DATA FOR THIS EXERCISE -
-- Start --
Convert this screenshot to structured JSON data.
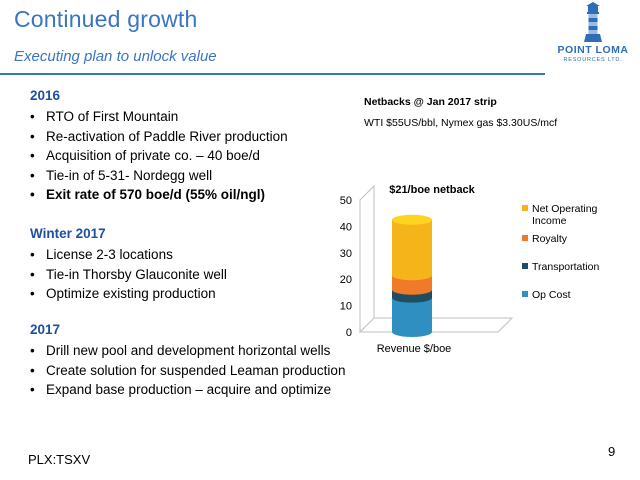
{
  "header": {
    "title": "Continued growth",
    "subtitle": "Executing plan to unlock value"
  },
  "logo": {
    "name": "POINT LOMA",
    "tagline": "RESOURCES LTD."
  },
  "sections": [
    {
      "heading": "2016",
      "items": [
        "RTO of First Mountain",
        "Re-activation of Paddle River production",
        "Acquisition of private co. – 40 boe/d",
        "Tie-in of 5-31- Nordegg well",
        "Exit rate of 570 boe/d (55% oil/ngl)"
      ]
    },
    {
      "heading": "Winter 2017",
      "items": [
        "License 2-3 locations",
        "Tie-in Thorsby Glauconite well",
        "Optimize existing production"
      ]
    },
    {
      "heading": "2017",
      "items": [
        "Drill new pool and development horizontal wells",
        "Create solution for suspended Leaman production",
        "Expand base production – acquire and optimize"
      ]
    }
  ],
  "chart_header": {
    "title": "Netbacks @ Jan 2017 strip",
    "subtitle": "WTI $55US/bbl, Nymex gas $3.30US/mcf"
  },
  "chart_data": {
    "type": "bar",
    "stacked": true,
    "categories": [
      "Revenue $/boe"
    ],
    "series": [
      {
        "name": "Op Cost",
        "values": [
          13
        ],
        "color": "#2e8fc0"
      },
      {
        "name": "Transportation",
        "values": [
          3
        ],
        "color": "#1f4e63"
      },
      {
        "name": "Royalty",
        "values": [
          5.5
        ],
        "color": "#ee7a2a"
      },
      {
        "name": "Net Operating Income",
        "values": [
          21
        ],
        "color": "#f4b41a"
      }
    ],
    "annotation": "$21/boe netback",
    "yticks": [
      "0",
      "10",
      "20",
      "30",
      "40",
      "50"
    ],
    "ylim": [
      0,
      50
    ],
    "legend": "right",
    "grid": false
  },
  "footer": {
    "ticker": "PLX:TSXV",
    "page": "9"
  }
}
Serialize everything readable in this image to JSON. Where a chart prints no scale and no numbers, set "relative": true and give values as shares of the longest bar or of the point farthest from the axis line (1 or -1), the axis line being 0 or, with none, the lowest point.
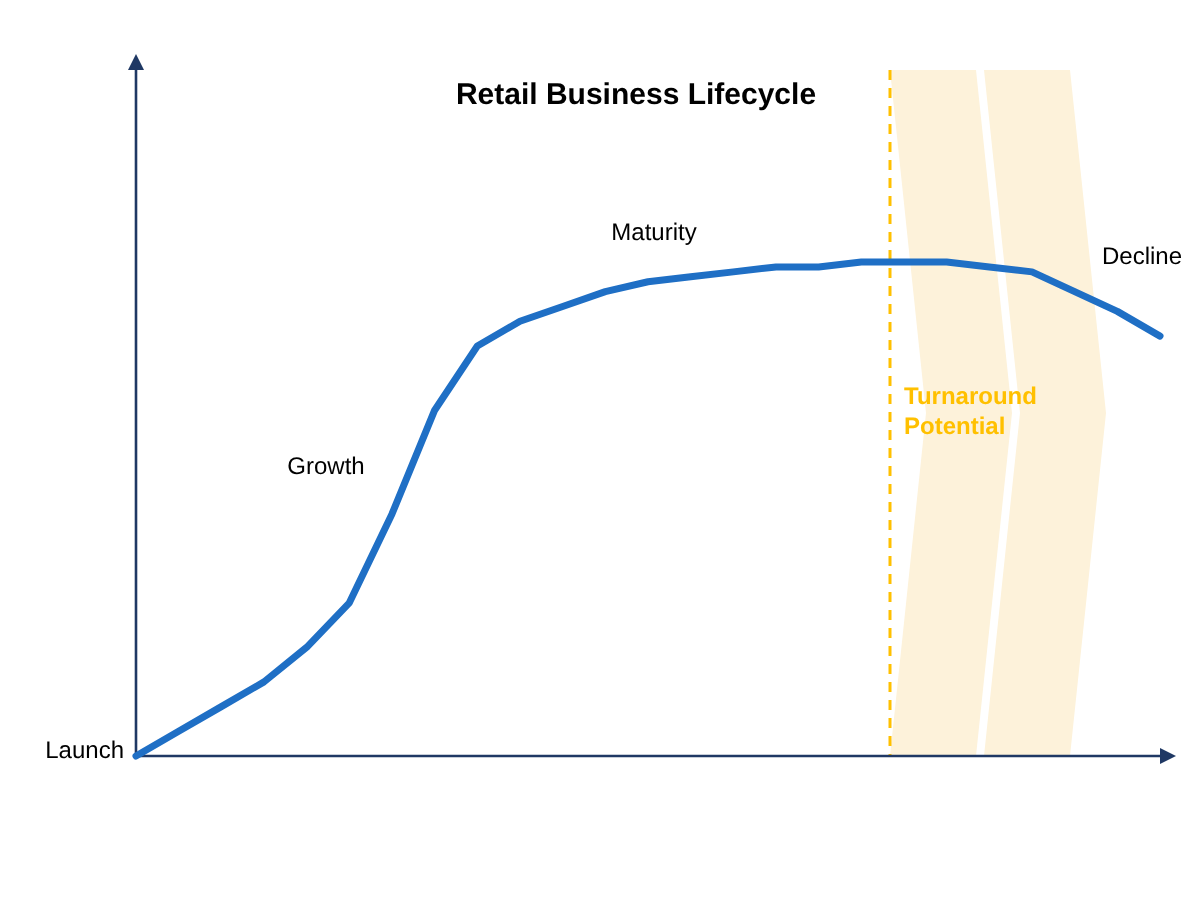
{
  "chart_data": {
    "type": "line",
    "title": "Retail Business Lifecycle",
    "relative": true,
    "categories": [
      null,
      null,
      null,
      null,
      null,
      null,
      null,
      null,
      null,
      null,
      null,
      null,
      null,
      null,
      null,
      null,
      null,
      null,
      null,
      null,
      null,
      null,
      null,
      null,
      null
    ],
    "series": [
      {
        "color": "#1f6fc5",
        "values": [
          0,
          0.05,
          0.1,
          0.15,
          0.22,
          0.31,
          0.49,
          0.7,
          0.83,
          0.88,
          0.91,
          0.94,
          0.96,
          0.97,
          0.98,
          0.99,
          0.99,
          1.0,
          1.0,
          1.0,
          0.99,
          0.98,
          0.94,
          0.9,
          0.85
        ]
      }
    ],
    "annotations": [
      "Launch",
      "Growth",
      "Maturity",
      "Decline",
      "Turnaround Potential"
    ]
  }
}
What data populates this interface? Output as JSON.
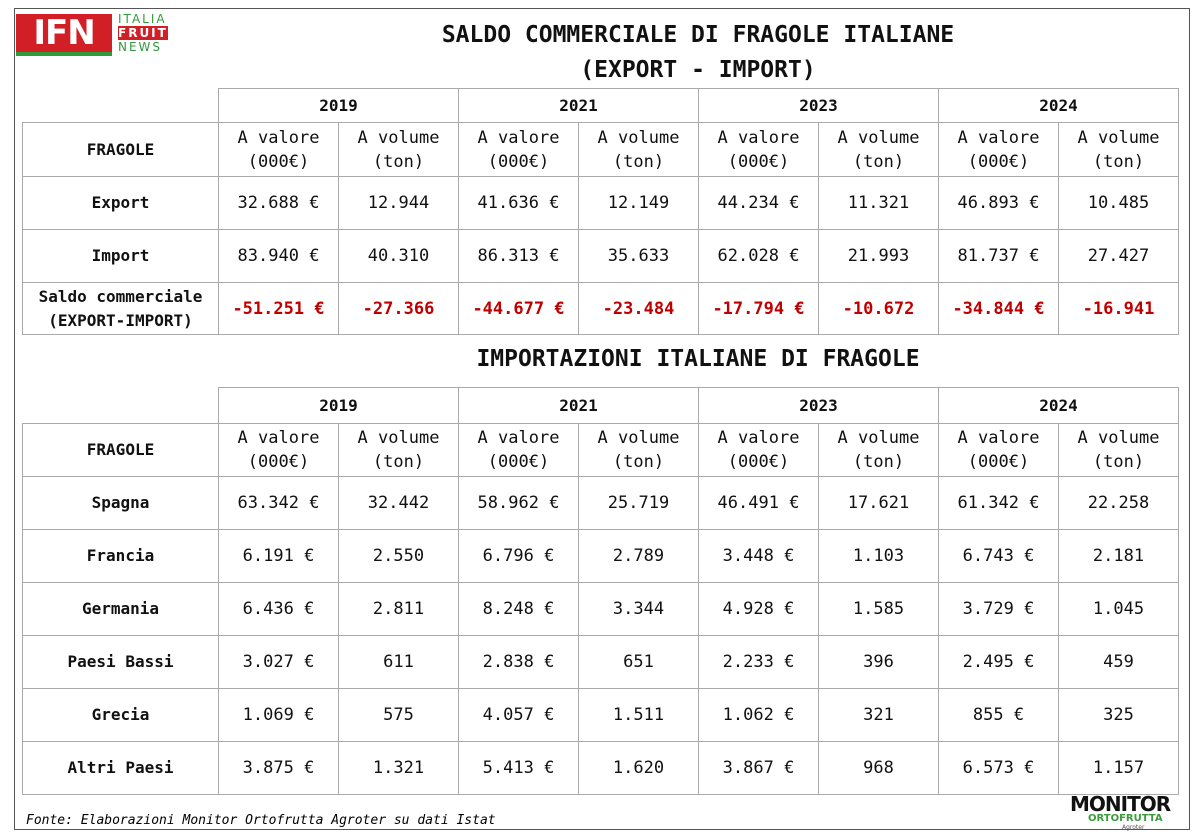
{
  "logo": {
    "mark": "IFN",
    "lines": [
      "ITALIA",
      "FRUIT",
      "NEWS"
    ]
  },
  "title": {
    "line1": "SALDO COMMERCIALE DI FRAGOLE ITALIANE",
    "line2": "(EXPORT - IMPORT)"
  },
  "table1": {
    "years": [
      "2019",
      "2021",
      "2023",
      "2024"
    ],
    "corner": "FRAGOLE",
    "columns": [
      [
        "A valore",
        "(000€)"
      ],
      [
        "A volume",
        "(ton)"
      ],
      [
        "A valore",
        "(000€)"
      ],
      [
        "A volume",
        "(ton)"
      ],
      [
        "A valore",
        "(000€)"
      ],
      [
        "A volume",
        "(ton)"
      ],
      [
        "A valore",
        "(000€)"
      ],
      [
        "A volume",
        "(ton)"
      ]
    ],
    "rows": [
      {
        "label": [
          "Export"
        ],
        "cells": [
          "32.688 €",
          "12.944",
          "41.636 €",
          "12.149",
          "44.234 €",
          "11.321",
          "46.893 €",
          "10.485"
        ]
      },
      {
        "label": [
          "Import"
        ],
        "cells": [
          "83.940 €",
          "40.310",
          "86.313 €",
          "35.633",
          "62.028 €",
          "21.993",
          "81.737 €",
          "27.427"
        ]
      },
      {
        "label": [
          "Saldo commerciale",
          "(EXPORT-IMPORT)"
        ],
        "cells": [
          "-51.251 €",
          "-27.366",
          "-44.677 €",
          "-23.484",
          "-17.794 €",
          "-10.672",
          "-34.844 €",
          "-16.941"
        ]
      }
    ]
  },
  "subtitle": "IMPORTAZIONI ITALIANE DI FRAGOLE",
  "table2": {
    "years": [
      "2019",
      "2021",
      "2023",
      "2024"
    ],
    "corner": "FRAGOLE",
    "columns": [
      [
        "A valore",
        "(000€)"
      ],
      [
        "A volume",
        "(ton)"
      ],
      [
        "A valore",
        "(000€)"
      ],
      [
        "A volume",
        "(ton)"
      ],
      [
        "A valore",
        "(000€)"
      ],
      [
        "A volume",
        "(ton)"
      ],
      [
        "A valore",
        "(000€)"
      ],
      [
        "A volume",
        "(ton)"
      ]
    ],
    "rows": [
      {
        "label": [
          "Spagna"
        ],
        "cells": [
          "63.342 €",
          "32.442",
          "58.962 €",
          "25.719",
          "46.491 €",
          "17.621",
          "61.342 €",
          "22.258"
        ]
      },
      {
        "label": [
          "Francia"
        ],
        "cells": [
          "6.191 €",
          "2.550",
          "6.796 €",
          "2.789",
          "3.448 €",
          "1.103",
          "6.743 €",
          "2.181"
        ]
      },
      {
        "label": [
          "Germania"
        ],
        "cells": [
          "6.436 €",
          "2.811",
          "8.248 €",
          "3.344",
          "4.928 €",
          "1.585",
          "3.729 €",
          "1.045"
        ]
      },
      {
        "label": [
          "Paesi Bassi"
        ],
        "cells": [
          "3.027 €",
          "611",
          "2.838 €",
          "651",
          "2.233 €",
          "396",
          "2.495 €",
          "459"
        ]
      },
      {
        "label": [
          "Grecia"
        ],
        "cells": [
          "1.069 €",
          "575",
          "4.057 €",
          "1.511",
          "1.062 €",
          "321",
          "855 €",
          "325"
        ]
      },
      {
        "label": [
          "Altri Paesi"
        ],
        "cells": [
          "3.875 €",
          "1.321",
          "5.413 €",
          "1.620",
          "3.867 €",
          "968",
          "6.573 €",
          "1.157"
        ]
      }
    ]
  },
  "source": "Fonte: Elaborazioni Monitor Ortofrutta Agroter su dati Istat",
  "footer_logo": {
    "name": "MONITOR",
    "sub": "ORTOFRUTTA",
    "by": "Agroter"
  }
}
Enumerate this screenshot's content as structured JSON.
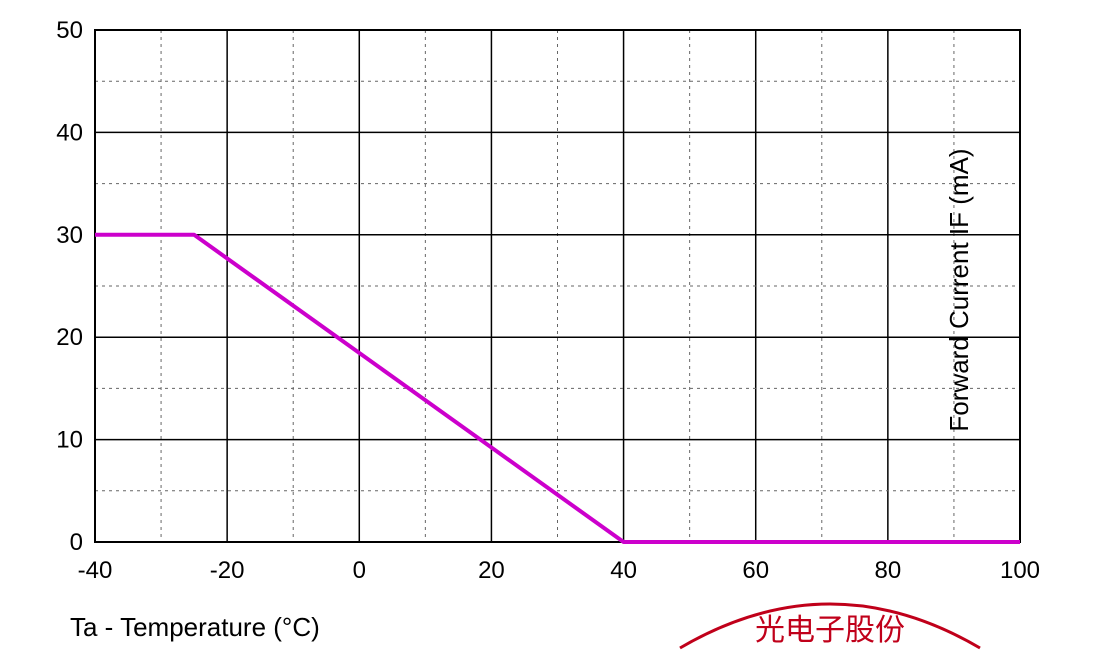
{
  "chart_data": {
    "type": "line",
    "title": "",
    "xlabel": "Ta - Temperature (°C)",
    "ylabel": "Forward Current IF (mA)",
    "xlim": [
      -40,
      100
    ],
    "ylim": [
      0,
      50
    ],
    "x_ticks": [
      "-40",
      "-20",
      "0",
      "20",
      "40",
      "60",
      "80",
      "100"
    ],
    "y_ticks": [
      "0",
      "10",
      "20",
      "30",
      "40",
      "50"
    ],
    "grid": true,
    "series": [
      {
        "name": "",
        "color": "#cc00cc",
        "x": [
          -40,
          -25,
          40,
          100
        ],
        "y": [
          30,
          30,
          0,
          0
        ]
      }
    ],
    "stamp_text": "光电子股份"
  }
}
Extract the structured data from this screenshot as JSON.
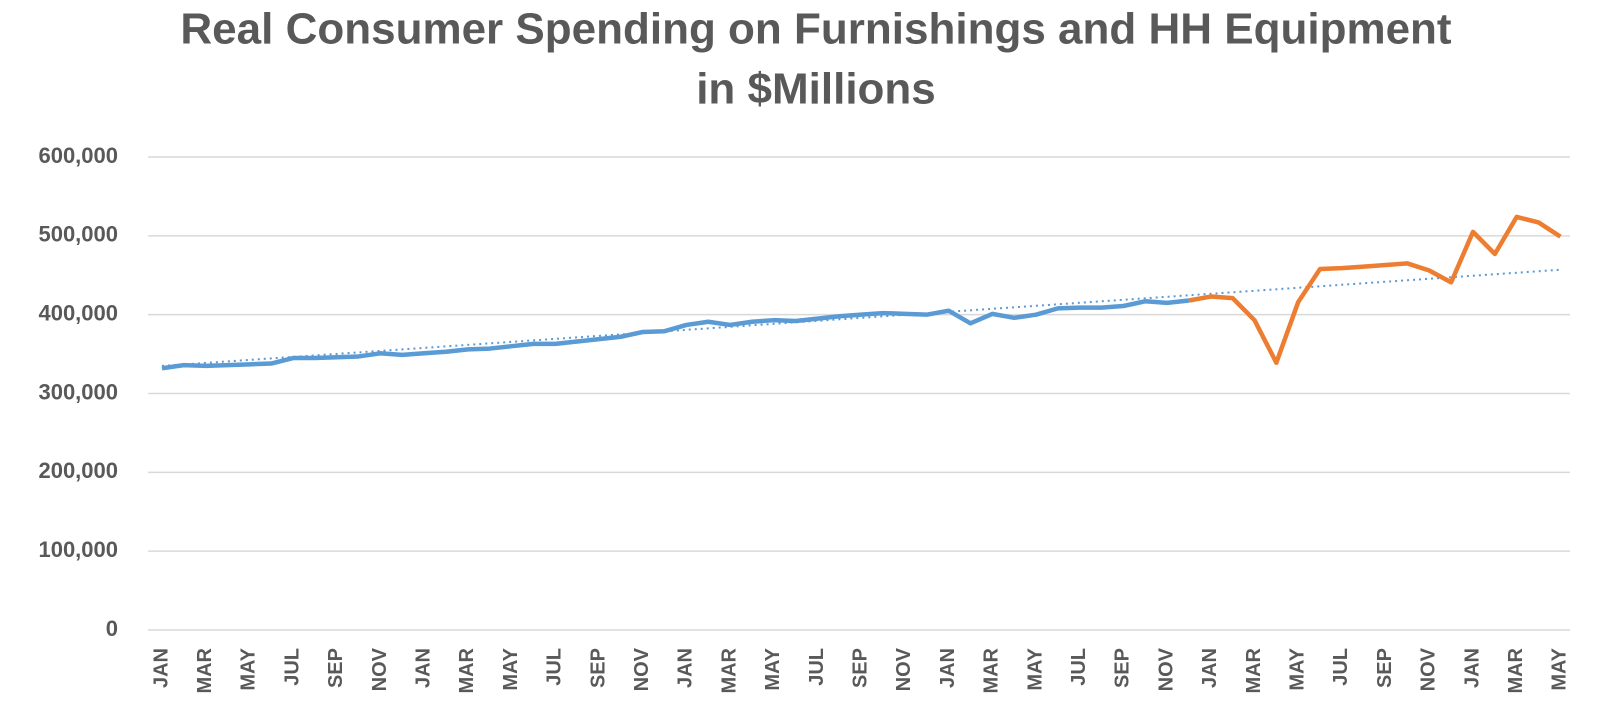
-- End --
WORK TO COMPLETE -
Each line of the data is to be duplicated exactly; pictures stay out of the copy.

ANSWER TO THE EXERCISE -
Convert this screenshot to structured JSON data.
{
  "header": {
    "title": "Continued growth",
    "subtitle": "Executing plan to unlock value"
  },
  "logo": {
    "name": "POINT LOMA",
    "tagline": "RESOURCES LTD."
  },
  "sections": [
    {
      "heading": "2016",
      "items": [
        "RTO of First Mountain",
        "Re-activation of Paddle River production",
        "Acquisition of private co. – 40 boe/d",
        "Tie-in of 5-31- Nordegg well",
        "Exit rate of 570 boe/d (55% oil/ngl)"
      ]
    },
    {
      "heading": "Winter 2017",
      "items": [
        "License 2-3 locations",
        "Tie-in Thorsby Glauconite well",
        "Optimize existing production"
      ]
    },
    {
      "heading": "2017",
      "items": [
        "Drill new pool and development horizontal wells",
        "Create solution for suspended Leaman production",
        "Expand base production – acquire and optimize"
      ]
    }
  ],
  "chart_header": {
    "title": "Netbacks @ Jan 2017 strip",
    "subtitle": "WTI $55US/bbl, Nymex gas $3.30US/mcf"
  },
  "chart_data": {
    "type": "bar",
    "stacked": true,
    "categories": [
      "Revenue $/boe"
    ],
    "series": [
      {
        "name": "Op Cost",
        "values": [
          13
        ],
        "color": "#2e8fc0"
      },
      {
        "name": "Transportation",
        "values": [
          3
        ],
        "color": "#1f4e63"
      },
      {
        "name": "Royalty",
        "values": [
          5.5
        ],
        "color": "#ee7a2a"
      },
      {
        "name": "Net Operating Income",
        "values": [
          21
        ],
        "color": "#f4b41a"
      }
    ],
    "annotation": "$21/boe netback",
    "yticks": [
      "0",
      "10",
      "20",
      "30",
      "40",
      "50"
    ],
    "ylim": [
      0,
      50
    ],
    "legend": "right",
    "grid": false
  },
  "footer": {
    "ticker": "PLX:TSXV",
    "page": "9"
  }
}
Serialize everything readable in this image to JSON. Where a chart prints no scale and no numbers, set "relative": true and give values as shares of the longest bar or of the point farthest from the axis line (1 or -1), the axis line being 0 or, with none, the lowest point.
{
  "chart_data": {
    "type": "line",
    "title": "Retail Business Lifecycle",
    "relative": true,
    "categories": [
      null,
      null,
      null,
      null,
      null,
      null,
      null,
      null,
      null,
      null,
      null,
      null,
      null,
      null,
      null,
      null,
      null,
      null,
      null,
      null,
      null,
      null,
      null,
      null,
      null
    ],
    "series": [
      {
        "color": "#1f6fc5",
        "values": [
          0,
          0.05,
          0.1,
          0.15,
          0.22,
          0.31,
          0.49,
          0.7,
          0.83,
          0.88,
          0.91,
          0.94,
          0.96,
          0.97,
          0.98,
          0.99,
          0.99,
          1.0,
          1.0,
          1.0,
          0.99,
          0.98,
          0.94,
          0.9,
          0.85
        ]
      }
    ],
    "annotations": [
      "Launch",
      "Growth",
      "Maturity",
      "Decline",
      "Turnaround Potential"
    ]
  }
}
What data populates this interface? Output as JSON.
{
  "logo": {
    "mark": "IFN",
    "lines": [
      "ITALIA",
      "FRUIT",
      "NEWS"
    ]
  },
  "title": {
    "line1": "SALDO COMMERCIALE DI FRAGOLE ITALIANE",
    "line2": "(EXPORT - IMPORT)"
  },
  "table1": {
    "years": [
      "2019",
      "2021",
      "2023",
      "2024"
    ],
    "corner": "FRAGOLE",
    "columns": [
      [
        "A valore",
        "(000€)"
      ],
      [
        "A volume",
        "(ton)"
      ],
      [
        "A valore",
        "(000€)"
      ],
      [
        "A volume",
        "(ton)"
      ],
      [
        "A valore",
        "(000€)"
      ],
      [
        "A volume",
        "(ton)"
      ],
      [
        "A valore",
        "(000€)"
      ],
      [
        "A volume",
        "(ton)"
      ]
    ],
    "rows": [
      {
        "label": [
          "Export"
        ],
        "cells": [
          "32.688 €",
          "12.944",
          "41.636 €",
          "12.149",
          "44.234 €",
          "11.321",
          "46.893 €",
          "10.485"
        ]
      },
      {
        "label": [
          "Import"
        ],
        "cells": [
          "83.940 €",
          "40.310",
          "86.313 €",
          "35.633",
          "62.028 €",
          "21.993",
          "81.737 €",
          "27.427"
        ]
      },
      {
        "label": [
          "Saldo commerciale",
          "(EXPORT-IMPORT)"
        ],
        "cells": [
          "-51.251 €",
          "-27.366",
          "-44.677 €",
          "-23.484",
          "-17.794 €",
          "-10.672",
          "-34.844 €",
          "-16.941"
        ]
      }
    ]
  },
  "subtitle": "IMPORTAZIONI ITALIANE DI FRAGOLE",
  "table2": {
    "years": [
      "2019",
      "2021",
      "2023",
      "2024"
    ],
    "corner": "FRAGOLE",
    "columns": [
      [
        "A valore",
        "(000€)"
      ],
      [
        "A volume",
        "(ton)"
      ],
      [
        "A valore",
        "(000€)"
      ],
      [
        "A volume",
        "(ton)"
      ],
      [
        "A valore",
        "(000€)"
      ],
      [
        "A volume",
        "(ton)"
      ],
      [
        "A valore",
        "(000€)"
      ],
      [
        "A volume",
        "(ton)"
      ]
    ],
    "rows": [
      {
        "label": [
          "Spagna"
        ],
        "cells": [
          "63.342 €",
          "32.442",
          "58.962 €",
          "25.719",
          "46.491 €",
          "17.621",
          "61.342 €",
          "22.258"
        ]
      },
      {
        "label": [
          "Francia"
        ],
        "cells": [
          "6.191 €",
          "2.550",
          "6.796 €",
          "2.789",
          "3.448 €",
          "1.103",
          "6.743 €",
          "2.181"
        ]
      },
      {
        "label": [
          "Germania"
        ],
        "cells": [
          "6.436 €",
          "2.811",
          "8.248 €",
          "3.344",
          "4.928 €",
          "1.585",
          "3.729 €",
          "1.045"
        ]
      },
      {
        "label": [
          "Paesi Bassi"
        ],
        "cells": [
          "3.027 €",
          "611",
          "2.838 €",
          "651",
          "2.233 €",
          "396",
          "2.495 €",
          "459"
        ]
      },
      {
        "label": [
          "Grecia"
        ],
        "cells": [
          "1.069 €",
          "575",
          "4.057 €",
          "1.511",
          "1.062 €",
          "321",
          "855 €",
          "325"
        ]
      },
      {
        "label": [
          "Altri Paesi"
        ],
        "cells": [
          "3.875 €",
          "1.321",
          "5.413 €",
          "1.620",
          "3.867 €",
          "968",
          "6.573 €",
          "1.157"
        ]
      }
    ]
  },
  "source": "Fonte: Elaborazioni Monitor Ortofrutta Agroter su dati Istat",
  "footer_logo": {
    "name": "MONITOR",
    "sub": "ORTOFRUTTA",
    "by": "Agroter"
  }
}
Enumerate this screenshot's content as structured JSON.
{
  "chart_data": {
    "type": "line",
    "title": "",
    "xlabel": "Ta - Temperature (°C)",
    "ylabel": "Forward Current IF (mA)",
    "xlim": [
      -40,
      100
    ],
    "ylim": [
      0,
      50
    ],
    "x_ticks": [
      "-40",
      "-20",
      "0",
      "20",
      "40",
      "60",
      "80",
      "100"
    ],
    "y_ticks": [
      "0",
      "10",
      "20",
      "30",
      "40",
      "50"
    ],
    "grid": true,
    "series": [
      {
        "name": "",
        "color": "#cc00cc",
        "x": [
          -40,
          -25,
          40,
          100
        ],
        "y": [
          30,
          30,
          0,
          0
        ]
      }
    ],
    "stamp_text": "光电子股份"
  }
}
Extract the structured data from this screenshot as JSON.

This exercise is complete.